# What you are asked to do:
Answer these questions using the passage below on disk performance and column-wise storage.
1. By how much have seek times improved since 1980?
2. What is the ratio of sequential to random performance today?
3. In the example, about how many BalanceDue values fit on a single page?
[Text passage Boundary: Start]
He compared how things have changed since 1980, including a 1,000X improvement in CPU cache, memory capacity, and CPU performance, and 10,000X increase in storage capacity. Whereas transfer times have only improved 65X, and seek times have only improved 10X. Seems funny that we are worried about getting 32-, 64-, 192-core machines when the disk performance simply can't scale to keep those CPUs busy. In fact when he measures transfer bandwidth per byte of storage, drives are actually 150X slower today compared to 1980, in relative terms. In 1980, the ratio of perf from Sequential : Random is 5 : 1. Today, it is 33 : 1. Meaning we have to focus on sequential reads and move the disk heads as little as possible. He also explained that as much as 50% of the time, the CPUs is sitting there, waiting for the memory to deliver something into its L2 caches.
David's idea about improving the storage bottleneck problem is to use column-wise storage instead of row-wise. Essentially, imagine storing all the values for each column, instead of each row, on common pages. The example showed how you could store ~2,000 values for a BalanceDue column (INT) on a single page, as opposed to the page being crowded by the other columns, and therefore being able to store far fewer rows on each page. (You still have to worry about the I/O for the other column values you want to retrieve; however a subset of columns will be faster in this model. SELECT * will never be faster, of course. But we usually don't want SELECT *, right?) This is a really interesting concept, and at its core it is quite simple, but implementation in existing architectures is far from trivial.
[Text passage Boundary: End]
[Provided data Boundary: Start]
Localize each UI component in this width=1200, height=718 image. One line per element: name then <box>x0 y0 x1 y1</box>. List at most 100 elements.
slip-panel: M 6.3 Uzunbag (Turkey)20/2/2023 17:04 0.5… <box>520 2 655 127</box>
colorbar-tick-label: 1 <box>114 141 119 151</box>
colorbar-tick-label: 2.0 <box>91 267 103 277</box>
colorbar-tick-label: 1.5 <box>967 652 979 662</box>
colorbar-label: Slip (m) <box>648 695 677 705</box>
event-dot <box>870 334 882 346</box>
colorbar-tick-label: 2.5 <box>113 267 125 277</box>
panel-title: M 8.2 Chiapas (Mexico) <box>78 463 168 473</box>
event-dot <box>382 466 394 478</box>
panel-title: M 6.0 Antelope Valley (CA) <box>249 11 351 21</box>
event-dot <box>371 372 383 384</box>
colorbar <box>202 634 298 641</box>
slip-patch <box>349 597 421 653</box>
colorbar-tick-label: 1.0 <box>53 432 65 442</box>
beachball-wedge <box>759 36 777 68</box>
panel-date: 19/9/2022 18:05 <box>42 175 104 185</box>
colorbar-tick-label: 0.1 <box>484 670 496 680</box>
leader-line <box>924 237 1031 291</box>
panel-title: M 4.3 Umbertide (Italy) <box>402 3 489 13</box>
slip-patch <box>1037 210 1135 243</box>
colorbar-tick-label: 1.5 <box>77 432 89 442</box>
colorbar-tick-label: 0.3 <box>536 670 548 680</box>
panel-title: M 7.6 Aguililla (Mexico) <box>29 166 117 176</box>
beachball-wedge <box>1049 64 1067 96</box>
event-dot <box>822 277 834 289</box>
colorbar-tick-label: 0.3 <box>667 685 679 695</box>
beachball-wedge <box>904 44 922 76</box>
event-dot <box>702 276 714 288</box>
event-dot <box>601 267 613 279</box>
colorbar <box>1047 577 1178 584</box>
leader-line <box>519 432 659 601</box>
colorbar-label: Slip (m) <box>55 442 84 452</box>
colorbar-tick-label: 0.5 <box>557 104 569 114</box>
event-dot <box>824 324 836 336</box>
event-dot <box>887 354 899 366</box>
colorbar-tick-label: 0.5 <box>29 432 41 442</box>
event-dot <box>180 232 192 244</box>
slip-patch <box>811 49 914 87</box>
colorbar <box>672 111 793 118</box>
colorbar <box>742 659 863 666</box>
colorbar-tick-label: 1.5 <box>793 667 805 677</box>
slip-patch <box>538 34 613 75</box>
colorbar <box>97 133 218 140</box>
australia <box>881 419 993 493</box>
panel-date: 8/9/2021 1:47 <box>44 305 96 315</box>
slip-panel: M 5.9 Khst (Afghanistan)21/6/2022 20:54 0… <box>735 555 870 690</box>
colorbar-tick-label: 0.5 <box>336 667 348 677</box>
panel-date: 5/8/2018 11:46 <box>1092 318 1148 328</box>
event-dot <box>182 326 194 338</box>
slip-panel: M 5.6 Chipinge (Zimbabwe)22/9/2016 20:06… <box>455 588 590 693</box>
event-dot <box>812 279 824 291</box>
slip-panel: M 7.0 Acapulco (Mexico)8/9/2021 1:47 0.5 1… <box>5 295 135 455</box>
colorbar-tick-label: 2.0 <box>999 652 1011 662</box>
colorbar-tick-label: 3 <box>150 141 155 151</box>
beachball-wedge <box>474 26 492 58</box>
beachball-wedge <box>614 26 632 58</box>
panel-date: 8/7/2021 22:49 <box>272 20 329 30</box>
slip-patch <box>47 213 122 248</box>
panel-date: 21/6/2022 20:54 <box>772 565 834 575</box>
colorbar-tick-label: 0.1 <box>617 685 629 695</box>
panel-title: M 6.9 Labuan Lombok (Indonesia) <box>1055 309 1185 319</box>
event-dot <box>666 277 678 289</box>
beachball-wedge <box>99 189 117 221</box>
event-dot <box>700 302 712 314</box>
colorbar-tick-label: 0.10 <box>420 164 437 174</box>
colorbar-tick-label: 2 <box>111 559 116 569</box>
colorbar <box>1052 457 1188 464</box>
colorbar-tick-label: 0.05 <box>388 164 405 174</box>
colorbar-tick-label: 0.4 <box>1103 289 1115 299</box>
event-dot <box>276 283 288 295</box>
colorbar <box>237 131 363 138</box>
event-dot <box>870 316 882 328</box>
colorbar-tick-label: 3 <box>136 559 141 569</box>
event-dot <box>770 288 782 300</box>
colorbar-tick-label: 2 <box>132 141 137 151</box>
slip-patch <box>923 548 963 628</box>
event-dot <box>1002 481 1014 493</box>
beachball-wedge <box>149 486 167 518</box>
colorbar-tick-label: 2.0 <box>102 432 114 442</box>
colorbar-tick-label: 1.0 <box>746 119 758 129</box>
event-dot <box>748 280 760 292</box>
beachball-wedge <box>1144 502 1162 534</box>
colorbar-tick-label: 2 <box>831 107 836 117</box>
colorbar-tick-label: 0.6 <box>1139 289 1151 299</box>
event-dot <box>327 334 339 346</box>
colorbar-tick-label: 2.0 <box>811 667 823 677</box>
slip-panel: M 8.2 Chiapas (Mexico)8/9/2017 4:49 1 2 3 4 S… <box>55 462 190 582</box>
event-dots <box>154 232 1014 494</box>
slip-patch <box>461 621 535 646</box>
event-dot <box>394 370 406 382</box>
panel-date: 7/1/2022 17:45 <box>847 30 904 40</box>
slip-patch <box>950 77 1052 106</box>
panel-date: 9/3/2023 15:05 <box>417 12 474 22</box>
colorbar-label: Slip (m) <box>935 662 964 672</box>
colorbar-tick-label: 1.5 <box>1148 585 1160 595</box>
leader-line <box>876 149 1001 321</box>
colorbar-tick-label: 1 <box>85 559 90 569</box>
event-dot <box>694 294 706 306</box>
[Provided data Boundary: End]
# Result of the exercise:
1. 10X
2. 33 : 1
3. About 2,000